begin ITEMS

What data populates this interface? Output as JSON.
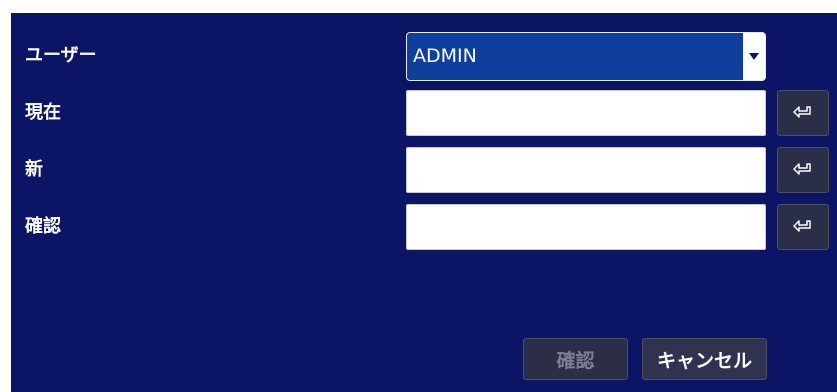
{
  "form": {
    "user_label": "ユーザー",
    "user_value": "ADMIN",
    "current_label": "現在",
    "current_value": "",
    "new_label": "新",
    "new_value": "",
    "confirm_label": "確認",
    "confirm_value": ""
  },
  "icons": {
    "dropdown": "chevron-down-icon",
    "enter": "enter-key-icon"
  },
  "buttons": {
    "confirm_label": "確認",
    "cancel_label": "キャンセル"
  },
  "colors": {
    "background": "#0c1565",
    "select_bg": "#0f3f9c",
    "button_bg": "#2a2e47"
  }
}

end ITEMS
begin ITEMS

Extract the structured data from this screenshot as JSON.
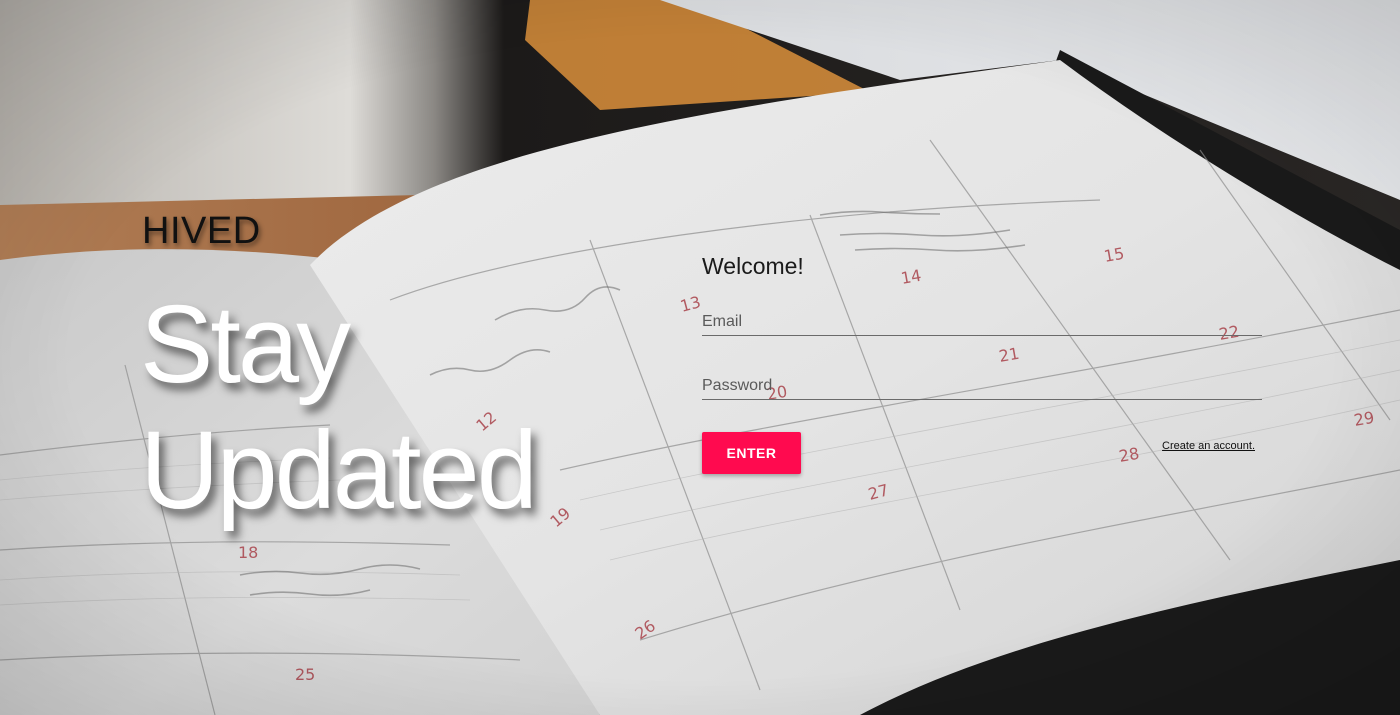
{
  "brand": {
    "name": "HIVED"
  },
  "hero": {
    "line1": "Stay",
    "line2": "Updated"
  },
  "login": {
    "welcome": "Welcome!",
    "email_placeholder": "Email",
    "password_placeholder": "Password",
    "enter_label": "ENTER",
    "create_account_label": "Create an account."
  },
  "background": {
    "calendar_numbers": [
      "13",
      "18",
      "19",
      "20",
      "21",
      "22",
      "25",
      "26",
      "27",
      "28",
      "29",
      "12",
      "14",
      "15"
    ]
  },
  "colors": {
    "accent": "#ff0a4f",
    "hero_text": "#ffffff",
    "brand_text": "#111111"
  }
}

end ITEMS
begin ITEMS

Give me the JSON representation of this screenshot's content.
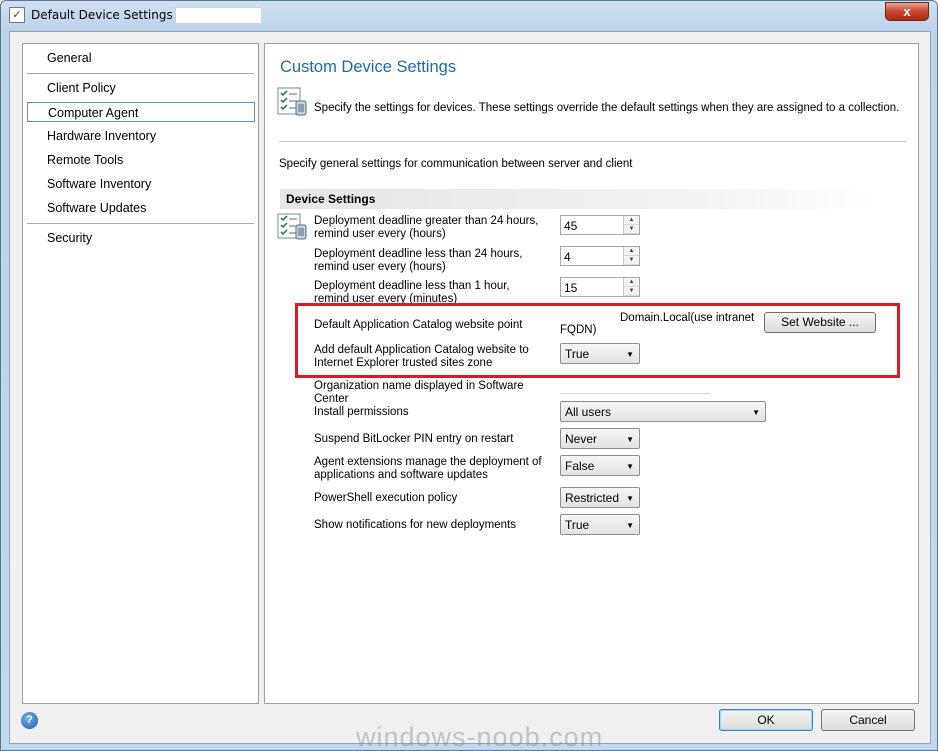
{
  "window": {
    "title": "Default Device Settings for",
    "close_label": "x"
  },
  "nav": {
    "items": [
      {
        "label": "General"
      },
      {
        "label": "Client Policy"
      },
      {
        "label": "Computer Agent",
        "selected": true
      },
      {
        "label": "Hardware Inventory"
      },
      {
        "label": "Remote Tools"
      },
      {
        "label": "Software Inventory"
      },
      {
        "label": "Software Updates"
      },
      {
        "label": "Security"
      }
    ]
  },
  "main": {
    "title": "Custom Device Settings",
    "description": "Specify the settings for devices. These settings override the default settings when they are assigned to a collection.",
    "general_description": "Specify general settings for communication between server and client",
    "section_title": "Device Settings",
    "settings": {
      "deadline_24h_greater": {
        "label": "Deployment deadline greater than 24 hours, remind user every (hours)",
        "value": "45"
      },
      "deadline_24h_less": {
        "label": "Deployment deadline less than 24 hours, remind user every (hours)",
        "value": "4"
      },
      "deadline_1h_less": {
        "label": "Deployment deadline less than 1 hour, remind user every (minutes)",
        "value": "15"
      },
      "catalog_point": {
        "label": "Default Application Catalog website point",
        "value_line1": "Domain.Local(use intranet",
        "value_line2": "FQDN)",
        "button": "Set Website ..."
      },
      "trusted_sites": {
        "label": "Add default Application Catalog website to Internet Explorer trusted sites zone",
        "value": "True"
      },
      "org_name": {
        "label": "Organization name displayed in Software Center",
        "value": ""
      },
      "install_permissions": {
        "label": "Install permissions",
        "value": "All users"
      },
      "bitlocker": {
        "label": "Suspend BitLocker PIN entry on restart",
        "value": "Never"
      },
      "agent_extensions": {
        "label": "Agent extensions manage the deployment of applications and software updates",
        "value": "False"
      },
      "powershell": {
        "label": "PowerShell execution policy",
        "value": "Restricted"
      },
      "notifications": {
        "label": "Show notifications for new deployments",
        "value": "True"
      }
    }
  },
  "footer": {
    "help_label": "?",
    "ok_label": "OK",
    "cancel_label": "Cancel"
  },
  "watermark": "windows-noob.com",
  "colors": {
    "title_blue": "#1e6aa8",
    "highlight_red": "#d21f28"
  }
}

end ITEMS

- EXERCISE AIM -
Report every line containing the word "this" from the listing above.

- REPLY TO THE TASK -
What data populates this interface? Output as JSON.
Extract the structured data from this screenshot as JSON.
Give me the JSON representation of this screenshot's content.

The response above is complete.